#### Exercise aim
Check each line of the material below for "this", then copy the ones that contain it.

#### Supplied records
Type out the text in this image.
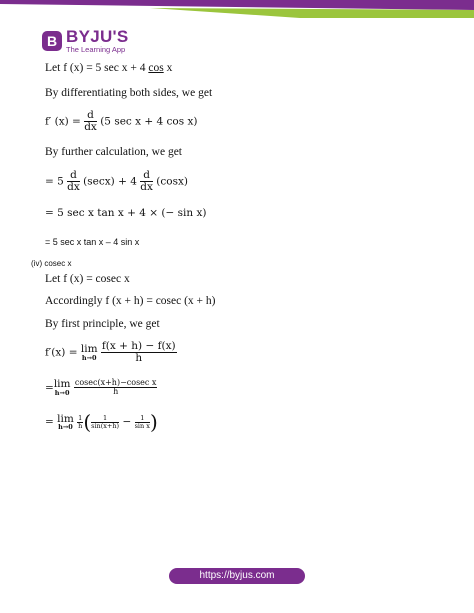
B BYJU'S
The Learning App
Let f (x) = 5 sec x + 4 cos x
By differentiating both sides, we get
f′ $(x) = \frac{d}{dx} (5$ sec x + 4 cos x)
By further calculation, we get
= $5 \frac{d}{dx} (\sec x) + 4 \frac{d}{dx} (\cos x)$
= 5 sec x tan x + 4 × (− sin x)
= 5 sec x tan x – 4 sin x
(iv) cosec x
Let f (x) = cosec x
Accordingly f (x + h) = cosec (x + h)
By first principle, we get
f′(x) = lim
h→0
$\frac{f(x + h) - f(x)}{h}$
= lim
h→0
$\frac{\text{cosec(x+h)−cosec x}}{h}$
= lim
h→0
$\frac{1}{h}$ ( $\frac{1}{\sin(x+h)} - \frac{1}{\text{sin x}}$ )
https://byjus.com
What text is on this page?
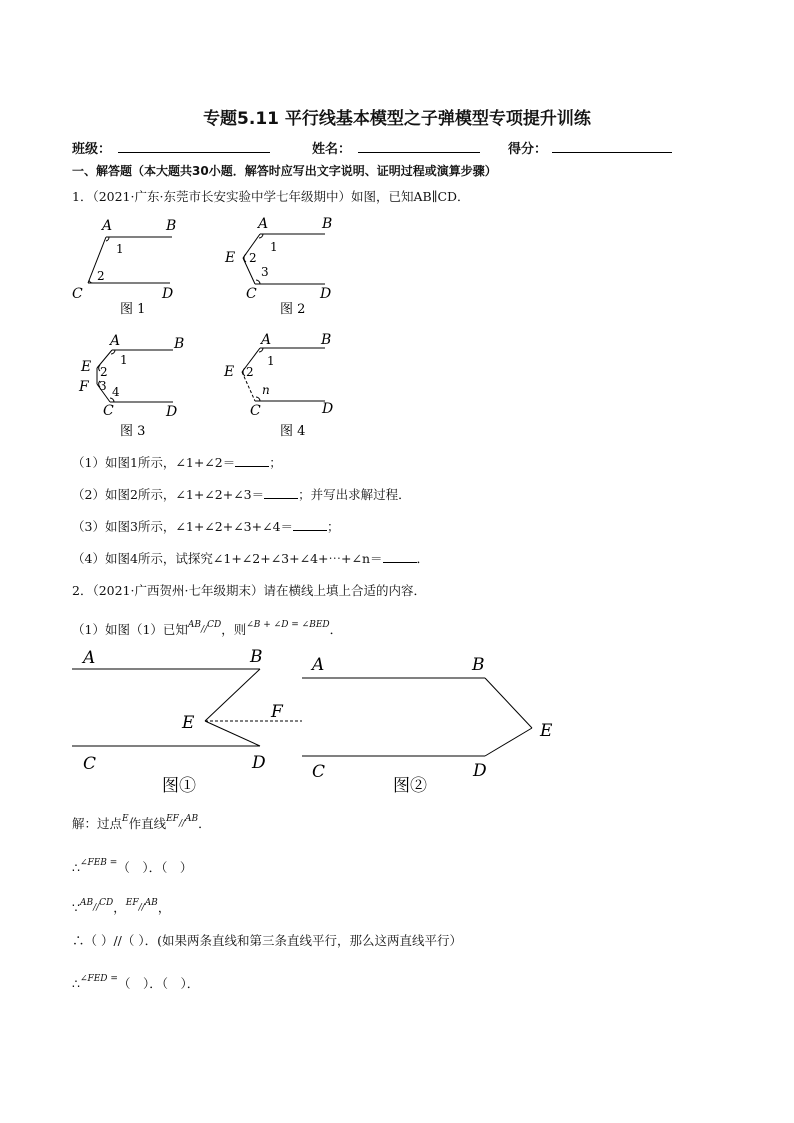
专题5.11 平行线基本模型之子弹模型专项提升训练
班级：	姓名：	得分：
一、解答题（本大题共30小题．解答时应写出文字说明、证明过程或演算步骤）
1．（2021·广东·东莞市长安实验中学七年级期中）如图，已知AB∥CD．
A	B
C	D
1
2
图 1
A	B
E
C	D
1
2
3
图 2
A	B
E
F
C	D
1
2
3 4
图 3
A	B
E
C	D
1
2
n
图 4
（1）如图1所示，∠1+∠2＝	；
（2）如图2所示，∠1+∠2+∠3＝	；并写出求解过程．
（3）如图3所示，∠1+∠2+∠3+∠4＝	；
（4）如图4所示，试探究∠1+∠2+∠3+∠4+⋯+∠n＝	．
2．（2021·广西贺州·七年级期末）请在横线上填上合适的内容．
（1）如图（1）已知$^{AB}$//$^{CD}$，则$^{\angle B + \angle D = \angle BED}$．
A	B
E
F
C	D
A	B
E
C	D
图①	图②
解：过点$^E$作直线$^{EF}$//$^{AB}$．
∴$^{\angle FEB =}$（　）．（　）
∵$^{AB}$//$^{CD}$，$^{EF}$//$^{AB}$，
∴（ ）//（ ）．(如果两条直线和第三条直线平行，那么这两直线平行）
∴$^{\angle FED =}$（　）．（　）．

#### Solution to the problem
Type out the text in this image.
What text is on this page?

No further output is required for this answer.